- YOUR OBJECTIVE -
Quote the listing below in its entirety, omitting every image.

- PROVIDED DATA -
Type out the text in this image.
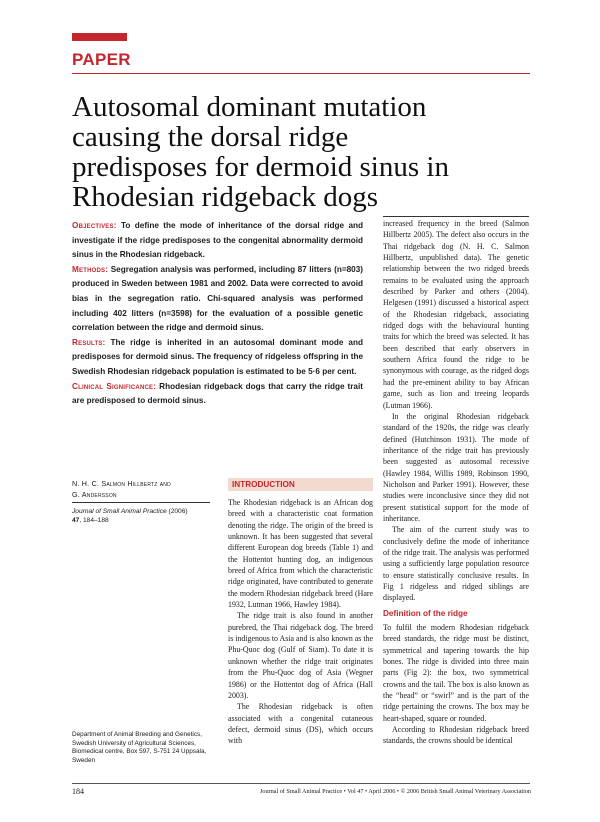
PAPER
Autosomal dominant mutation
causing the dorsal ridge
predisposes for dermoid sinus in
Rhodesian ridgeback dogs

Objectives: To define the mode of inheritance of the dorsal ridge and investigate if the ridge predisposes to the congenital abnormality dermoid sinus in the Rhodesian ridgeback.

Methods: Segregation analysis was performed, including 87 litters (n=803) produced in Sweden between 1981 and 2002. Data were corrected to avoid bias in the segregation ratio. Chi-squared analysis was performed including 402 litters (n=3598) for the evaluation of a possible genetic correlation between the ridge and dermoid sinus.

Results: The ridge is inherited in an autosomal dominant mode and predisposes for dermoid sinus. The frequency of ridgeless offspring in the Swedish Rhodesian ridgeback population is estimated to be 5·6 per cent.

Clinical Significance: Rhodesian ridgeback dogs that carry the ridge trait are predisposed to dermoid sinus.

increased frequency in the breed (Salmon Hillbertz 2005). The defect also occurs in the Thai ridgeback dog (N. H. C. Salmon Hillbertz, unpublished data). The genetic relationship between the two ridged breeds remains to be evaluated using the approach described by Parker and others (2004). Helgesen (1991) discussed a historical aspect of the Rhodesian ridgeback, associating ridged dogs with the behavioural hunting traits for which the breed was selected. It has been described that early observers in southern Africa found the ridge to be synonymous with courage, as the ridged dogs had the pre-eminent ability to bay African game, such as lion and treeing leopards (Lutman 1966).

In the original Rhodesian ridgeback standard of the 1920s, the ridge was clearly defined (Hutchinson 1931). The mode of inheritance of the ridge trait has previously been suggested as autosomal recessive (Hawley 1984, Willis 1989, Robinson 1990, Nicholson and Parker 1991). However, these studies were inconclusive since they did not present statistical support for the mode of inheritance.

The aim of the current study was to conclusively define the mode of inheritance of the ridge trait. The analysis was performed using a sufficiently large population resource to ensure statistically conclusive results. In Fig 1 ridgeless and ridged siblings are displayed.

Definition of the ridge

To fulfil the modern Rhodesian ridgeback breed standards, the ridge must be distinct, symmetrical and tapering towards the hip bones. The ridge is divided into three main parts (Fig 2): the box, two symmetrical crowns and the tail. The box is also known as the “head” or “swirl” and is the part of the ridge pertaining the crowns. The box may be heart-shaped, square or rounded.

According to Rhodesian ridgeback breed standards, the crowns should be identical

N. H. C. Salmon Hillbertz and
G. Andersson
Journal of Small Animal Practice (2006)
47, 184–188
Department of Animal Breeding and Genetics,
Swedish University of Agricultural Sciences,
Biomedical centre, Box 597, S-751 24 Uppsala,
Sweden
INTRODUCTION

The Rhodesian ridgeback is an African dog breed with a characteristic coat formation denoting the ridge. The origin of the breed is unknown. It has been suggested that several different European dog breeds (Table 1) and the Hottentot hunting dog, an indigenous breed of Africa from which the characteristic ridge originated, have contributed to generate the modern Rhodesian ridgeback breed (Hare 1932, Lutman 1966, Hawley 1984).

The ridge trait is also found in another purebred, the Thai ridgeback dog. The breed is indigenous to Asia and is also known as the Phu-Quoc dog (Gulf of Siam). To date it is unknown whether the ridge trait originates from the Phu-Quoc dog of Asia (Wegner 1986) or the Hottentot dog of Africa (Hall 2003).

The Rhodesian ridgeback is often associated with a congenital cutaneous defect, dermoid sinus (DS), which occurs with

184	Journal of Small Animal Practice • Vol 47 • April 2006 • © 2006 British Small Animal Veterinary Association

- ANSWER -
Type out the text in this image.
PAPER
Autosomal dominant mutation
causing the dorsal ridge
predisposes for dermoid sinus in
Rhodesian ridgeback dogs

Objectives: To define the mode of inheritance of the dorsal ridge and investigate if the ridge predisposes to the congenital abnormality dermoid sinus in the Rhodesian ridgeback.

Methods: Segregation analysis was performed, including 87 litters (n=803) produced in Sweden between 1981 and 2002. Data were corrected to avoid bias in the segregation ratio. Chi-squared analysis was performed including 402 litters (n=3598) for the evaluation of a possible genetic correlation between the ridge and dermoid sinus.

Results: The ridge is inherited in an autosomal dominant mode and predisposes for dermoid sinus. The frequency of ridgeless offspring in the Swedish Rhodesian ridgeback population is estimated to be 5·6 per cent.

Clinical Significance: Rhodesian ridgeback dogs that carry the ridge trait are predisposed to dermoid sinus.

increased frequency in the breed (Salmon Hillbertz 2005). The defect also occurs in the Thai ridgeback dog (N. H. C. Salmon Hillbertz, unpublished data). The genetic relationship between the two ridged breeds remains to be evaluated using the approach described by Parker and others (2004). Helgesen (1991) discussed a historical aspect of the Rhodesian ridgeback, associating ridged dogs with the behavioural hunting traits for which the breed was selected. It has been described that early observers in southern Africa found the ridge to be synonymous with courage, as the ridged dogs had the pre-eminent ability to bay African game, such as lion and treeing leopards (Lutman 1966).

In the original Rhodesian ridgeback standard of the 1920s, the ridge was clearly defined (Hutchinson 1931). The mode of inheritance of the ridge trait has previously been suggested as autosomal recessive (Hawley 1984, Willis 1989, Robinson 1990, Nicholson and Parker 1991). However, these studies were inconclusive since they did not present statistical support for the mode of inheritance.

The aim of the current study was to conclusively define the mode of inheritance of the ridge trait. The analysis was performed using a sufficiently large population resource to ensure statistically conclusive results. In Fig 1 ridgeless and ridged siblings are displayed.

Definition of the ridge

To fulfil the modern Rhodesian ridgeback breed standards, the ridge must be distinct, symmetrical and tapering towards the hip bones. The ridge is divided into three main parts (Fig 2): the box, two symmetrical crowns and the tail. The box is also known as the “head” or “swirl” and is the part of the ridge pertaining the crowns. The box may be heart-shaped, square or rounded.

According to Rhodesian ridgeback breed standards, the crowns should be identical

N. H. C. Salmon Hillbertz and
G. Andersson
Journal of Small Animal Practice (2006)
47, 184–188
Department of Animal Breeding and Genetics,
Swedish University of Agricultural Sciences,
Biomedical centre, Box 597, S-751 24 Uppsala,
Sweden
INTRODUCTION

The Rhodesian ridgeback is an African dog breed with a characteristic coat formation denoting the ridge. The origin of the breed is unknown. It has been suggested that several different European dog breeds (Table 1) and the Hottentot hunting dog, an indigenous breed of Africa from which the characteristic ridge originated, have contributed to generate the modern Rhodesian ridgeback breed (Hare 1932, Lutman 1966, Hawley 1984).

The ridge trait is also found in another purebred, the Thai ridgeback dog. The breed is indigenous to Asia and is also known as the Phu-Quoc dog (Gulf of Siam). To date it is unknown whether the ridge trait originates from the Phu-Quoc dog of Asia (Wegner 1986) or the Hottentot dog of Africa (Hall 2003).

The Rhodesian ridgeback is often associated with a congenital cutaneous defect, dermoid sinus (DS), which occurs with

184	Journal of Small Animal Practice • Vol 47 • April 2006 • © 2006 British Small Animal Veterinary Association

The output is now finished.